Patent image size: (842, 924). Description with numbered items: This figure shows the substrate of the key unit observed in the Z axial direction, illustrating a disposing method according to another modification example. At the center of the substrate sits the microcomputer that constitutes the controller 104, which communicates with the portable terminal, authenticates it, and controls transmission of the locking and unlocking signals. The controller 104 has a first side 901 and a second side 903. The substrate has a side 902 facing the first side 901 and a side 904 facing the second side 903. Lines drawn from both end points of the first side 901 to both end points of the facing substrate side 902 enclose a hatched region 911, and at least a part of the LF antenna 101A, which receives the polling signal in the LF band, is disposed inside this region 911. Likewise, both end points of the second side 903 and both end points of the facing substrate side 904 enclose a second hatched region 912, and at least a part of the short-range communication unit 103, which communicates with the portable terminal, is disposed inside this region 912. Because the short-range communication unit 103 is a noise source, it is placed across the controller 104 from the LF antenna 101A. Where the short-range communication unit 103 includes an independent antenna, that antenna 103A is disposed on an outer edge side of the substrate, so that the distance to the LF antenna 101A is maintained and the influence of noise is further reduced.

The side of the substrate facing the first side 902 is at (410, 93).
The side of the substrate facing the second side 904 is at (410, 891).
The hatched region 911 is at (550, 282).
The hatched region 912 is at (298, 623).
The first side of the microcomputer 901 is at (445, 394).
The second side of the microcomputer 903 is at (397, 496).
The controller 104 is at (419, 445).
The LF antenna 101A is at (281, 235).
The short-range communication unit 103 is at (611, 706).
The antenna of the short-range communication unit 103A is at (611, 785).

-- Goal --
Lay out the stretch from the start of the rows through the line containing "The first side of" as a two-column CSV with the headers input and output. Give one CSV line per row, with its text under input and its answer under output, each in a single quoted field with line breaks turned into spaces.

-- Full answer --
input,output
"Patent image size: (842, 924). Description with numbered items: This figure shows the substrate of the key unit observed in the Z axial direction, illustrating a disposing method according to another modification example. At the center of the substrate sits the microcomputer that constitutes the controller 104, which communicates with the portable terminal, authenticates it, and controls transmission of the locking and unlocking signals. The controller 104 has a first side 901 and a second side 903. The substrate has a side 902 facing the first side 901 and a side 904 facing the second side 903. Lines drawn from both end points of the first side 901 to both end points of the facing substrate side 902 enclose a hatched region 911, and at least a part of the LF antenna 101A, which receives the polling signal in the LF band, is disposed inside this region 911. Likewise, both end points of the second side 903 and both end points of the facing substrate side 904 enclose a second hatched region 912, and at least a part of the short-range communication unit 103, which communicates with the portable terminal, is disposed inside this region 912. Because the short-range communication unit 103 is a noise source, it is placed across the controller 104 from the LF antenna 101A. Where the short-range communication unit 103 includes an independent antenna, that antenna 103A is disposed on an outer edge side of the substrate, so that the distance to the LF antenna 101A is maintained and the influence of noise is further reduced.","The side of the substrate facing the first side 902 is at (410, 93). The side of the substrate facing the second side 904 is at (410, 891). The hatched region 911 is at (550, 282). The hatched region 912 is at (298, 623). The first side of the microcomputer 901 is at (445, 394)."